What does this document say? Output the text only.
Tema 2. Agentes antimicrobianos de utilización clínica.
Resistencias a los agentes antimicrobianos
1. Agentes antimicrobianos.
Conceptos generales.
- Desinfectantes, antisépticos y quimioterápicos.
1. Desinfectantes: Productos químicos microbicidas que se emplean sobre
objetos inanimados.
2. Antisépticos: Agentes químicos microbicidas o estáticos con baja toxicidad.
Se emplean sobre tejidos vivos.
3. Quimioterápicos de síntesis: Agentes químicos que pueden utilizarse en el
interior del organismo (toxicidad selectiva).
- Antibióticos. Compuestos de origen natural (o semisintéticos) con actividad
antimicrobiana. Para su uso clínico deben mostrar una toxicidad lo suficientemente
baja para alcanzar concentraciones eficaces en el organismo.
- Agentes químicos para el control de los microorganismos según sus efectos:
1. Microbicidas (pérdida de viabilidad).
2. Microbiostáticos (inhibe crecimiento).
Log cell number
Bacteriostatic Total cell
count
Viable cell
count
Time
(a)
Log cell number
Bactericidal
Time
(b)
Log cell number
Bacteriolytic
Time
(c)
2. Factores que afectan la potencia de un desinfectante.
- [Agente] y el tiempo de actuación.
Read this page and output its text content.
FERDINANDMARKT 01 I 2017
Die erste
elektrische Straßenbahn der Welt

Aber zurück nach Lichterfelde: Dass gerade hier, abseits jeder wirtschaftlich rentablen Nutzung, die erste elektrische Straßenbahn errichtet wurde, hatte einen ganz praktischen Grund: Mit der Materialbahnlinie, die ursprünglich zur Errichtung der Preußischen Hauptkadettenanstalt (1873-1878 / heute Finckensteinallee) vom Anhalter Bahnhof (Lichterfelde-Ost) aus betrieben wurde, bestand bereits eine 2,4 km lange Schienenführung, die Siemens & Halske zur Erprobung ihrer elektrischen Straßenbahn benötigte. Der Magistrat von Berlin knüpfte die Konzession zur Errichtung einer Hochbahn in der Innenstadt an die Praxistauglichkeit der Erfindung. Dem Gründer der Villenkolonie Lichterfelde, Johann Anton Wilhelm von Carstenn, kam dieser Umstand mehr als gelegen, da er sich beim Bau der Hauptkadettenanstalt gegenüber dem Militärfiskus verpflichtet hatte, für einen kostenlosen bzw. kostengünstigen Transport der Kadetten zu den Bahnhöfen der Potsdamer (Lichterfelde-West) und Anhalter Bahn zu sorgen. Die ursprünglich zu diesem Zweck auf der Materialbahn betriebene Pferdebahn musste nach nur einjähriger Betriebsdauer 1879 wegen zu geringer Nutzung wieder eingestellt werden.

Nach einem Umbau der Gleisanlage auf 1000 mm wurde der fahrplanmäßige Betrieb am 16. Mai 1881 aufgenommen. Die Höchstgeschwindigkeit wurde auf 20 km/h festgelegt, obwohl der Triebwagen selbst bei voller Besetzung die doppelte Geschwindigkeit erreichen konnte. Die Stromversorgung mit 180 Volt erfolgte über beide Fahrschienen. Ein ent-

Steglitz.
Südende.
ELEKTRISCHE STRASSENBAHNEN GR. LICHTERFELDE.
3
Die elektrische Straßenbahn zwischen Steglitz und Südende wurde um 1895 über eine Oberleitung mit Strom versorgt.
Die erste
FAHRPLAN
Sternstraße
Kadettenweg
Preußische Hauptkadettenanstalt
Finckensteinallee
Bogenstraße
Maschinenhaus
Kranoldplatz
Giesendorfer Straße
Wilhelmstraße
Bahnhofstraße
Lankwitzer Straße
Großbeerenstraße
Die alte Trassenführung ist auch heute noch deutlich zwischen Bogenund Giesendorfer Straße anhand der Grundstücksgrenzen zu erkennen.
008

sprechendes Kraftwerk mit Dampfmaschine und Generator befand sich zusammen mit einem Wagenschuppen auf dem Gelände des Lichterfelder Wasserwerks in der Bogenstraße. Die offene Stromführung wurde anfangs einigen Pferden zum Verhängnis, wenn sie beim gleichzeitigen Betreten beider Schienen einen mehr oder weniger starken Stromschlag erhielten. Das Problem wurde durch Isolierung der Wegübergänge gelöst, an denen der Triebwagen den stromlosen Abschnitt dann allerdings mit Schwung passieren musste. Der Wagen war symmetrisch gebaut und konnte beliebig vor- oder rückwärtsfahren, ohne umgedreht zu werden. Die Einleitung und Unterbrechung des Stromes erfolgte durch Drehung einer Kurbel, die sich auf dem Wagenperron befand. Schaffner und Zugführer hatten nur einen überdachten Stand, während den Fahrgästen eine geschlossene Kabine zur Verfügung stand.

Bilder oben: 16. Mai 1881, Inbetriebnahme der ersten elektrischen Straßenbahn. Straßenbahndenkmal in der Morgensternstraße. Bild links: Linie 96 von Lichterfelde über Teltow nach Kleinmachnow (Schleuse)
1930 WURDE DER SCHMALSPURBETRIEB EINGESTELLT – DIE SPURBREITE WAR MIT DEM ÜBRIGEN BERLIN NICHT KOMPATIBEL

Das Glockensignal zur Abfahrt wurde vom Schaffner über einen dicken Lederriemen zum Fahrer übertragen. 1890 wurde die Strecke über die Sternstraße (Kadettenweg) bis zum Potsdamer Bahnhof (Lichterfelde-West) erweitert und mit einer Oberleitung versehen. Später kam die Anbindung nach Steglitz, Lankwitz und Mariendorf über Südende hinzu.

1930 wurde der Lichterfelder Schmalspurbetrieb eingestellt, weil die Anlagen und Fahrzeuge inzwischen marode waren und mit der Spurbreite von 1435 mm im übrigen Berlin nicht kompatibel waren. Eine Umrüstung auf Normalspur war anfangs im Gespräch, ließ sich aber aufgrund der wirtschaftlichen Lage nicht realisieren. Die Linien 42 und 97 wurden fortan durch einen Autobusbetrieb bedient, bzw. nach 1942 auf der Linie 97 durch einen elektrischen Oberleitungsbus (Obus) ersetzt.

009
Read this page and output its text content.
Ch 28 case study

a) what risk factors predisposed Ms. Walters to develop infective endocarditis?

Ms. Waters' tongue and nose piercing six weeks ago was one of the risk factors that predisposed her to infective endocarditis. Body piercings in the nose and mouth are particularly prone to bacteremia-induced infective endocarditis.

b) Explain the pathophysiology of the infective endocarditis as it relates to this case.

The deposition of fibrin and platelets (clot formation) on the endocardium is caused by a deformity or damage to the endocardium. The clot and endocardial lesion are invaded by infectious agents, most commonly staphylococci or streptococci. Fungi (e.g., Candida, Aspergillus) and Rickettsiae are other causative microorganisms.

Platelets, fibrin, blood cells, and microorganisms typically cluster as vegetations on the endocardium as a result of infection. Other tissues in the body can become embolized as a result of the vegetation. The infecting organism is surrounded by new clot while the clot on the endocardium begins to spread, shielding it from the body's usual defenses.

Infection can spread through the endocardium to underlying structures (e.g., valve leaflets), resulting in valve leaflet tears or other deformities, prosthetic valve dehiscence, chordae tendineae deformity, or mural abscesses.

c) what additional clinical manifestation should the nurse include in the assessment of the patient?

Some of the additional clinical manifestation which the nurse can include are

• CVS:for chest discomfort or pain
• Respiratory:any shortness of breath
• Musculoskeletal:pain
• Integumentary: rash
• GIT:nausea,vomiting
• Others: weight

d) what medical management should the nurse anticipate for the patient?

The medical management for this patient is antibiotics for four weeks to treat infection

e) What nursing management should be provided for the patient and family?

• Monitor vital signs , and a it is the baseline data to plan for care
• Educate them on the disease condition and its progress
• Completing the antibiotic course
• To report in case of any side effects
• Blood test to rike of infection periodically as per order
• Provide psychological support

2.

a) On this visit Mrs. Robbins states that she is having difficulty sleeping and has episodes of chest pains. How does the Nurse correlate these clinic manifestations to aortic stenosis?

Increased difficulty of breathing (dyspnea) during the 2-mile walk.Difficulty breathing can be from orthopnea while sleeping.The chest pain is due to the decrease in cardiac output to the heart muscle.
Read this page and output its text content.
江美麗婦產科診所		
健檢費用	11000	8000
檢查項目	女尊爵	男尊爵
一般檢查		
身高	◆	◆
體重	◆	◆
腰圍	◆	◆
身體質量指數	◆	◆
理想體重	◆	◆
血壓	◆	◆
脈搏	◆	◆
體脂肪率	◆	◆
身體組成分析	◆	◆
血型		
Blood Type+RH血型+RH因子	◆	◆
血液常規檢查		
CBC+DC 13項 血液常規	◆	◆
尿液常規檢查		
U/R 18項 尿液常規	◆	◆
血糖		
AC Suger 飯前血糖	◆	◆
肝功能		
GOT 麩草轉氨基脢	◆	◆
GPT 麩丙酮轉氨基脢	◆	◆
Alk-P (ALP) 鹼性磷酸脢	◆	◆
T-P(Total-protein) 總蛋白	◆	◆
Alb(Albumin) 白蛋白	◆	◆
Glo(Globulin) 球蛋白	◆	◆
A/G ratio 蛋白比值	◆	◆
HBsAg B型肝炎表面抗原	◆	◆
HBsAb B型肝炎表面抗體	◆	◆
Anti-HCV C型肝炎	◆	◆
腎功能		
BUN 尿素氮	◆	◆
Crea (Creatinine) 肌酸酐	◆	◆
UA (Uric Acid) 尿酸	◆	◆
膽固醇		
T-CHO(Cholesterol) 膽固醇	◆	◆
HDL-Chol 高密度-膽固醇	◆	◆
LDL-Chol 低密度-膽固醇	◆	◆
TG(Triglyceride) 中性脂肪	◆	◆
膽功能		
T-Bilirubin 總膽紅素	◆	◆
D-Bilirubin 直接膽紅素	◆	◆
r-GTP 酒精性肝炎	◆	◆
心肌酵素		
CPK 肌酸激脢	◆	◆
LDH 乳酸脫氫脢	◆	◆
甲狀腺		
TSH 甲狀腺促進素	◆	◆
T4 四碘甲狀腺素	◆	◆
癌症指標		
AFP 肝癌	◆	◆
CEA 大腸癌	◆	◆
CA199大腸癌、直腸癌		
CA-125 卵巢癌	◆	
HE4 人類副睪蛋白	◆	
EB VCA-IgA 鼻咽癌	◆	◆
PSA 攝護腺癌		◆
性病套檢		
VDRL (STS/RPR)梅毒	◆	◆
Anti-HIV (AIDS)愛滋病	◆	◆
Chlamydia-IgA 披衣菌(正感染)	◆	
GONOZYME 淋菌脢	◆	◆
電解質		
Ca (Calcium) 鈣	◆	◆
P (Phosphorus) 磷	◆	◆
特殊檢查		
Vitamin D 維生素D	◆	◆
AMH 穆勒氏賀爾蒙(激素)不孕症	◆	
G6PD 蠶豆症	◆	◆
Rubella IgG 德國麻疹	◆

Task brief: Only a number is wanted here: how many lines in the data above include the string "risk"?

Exercise answer: 2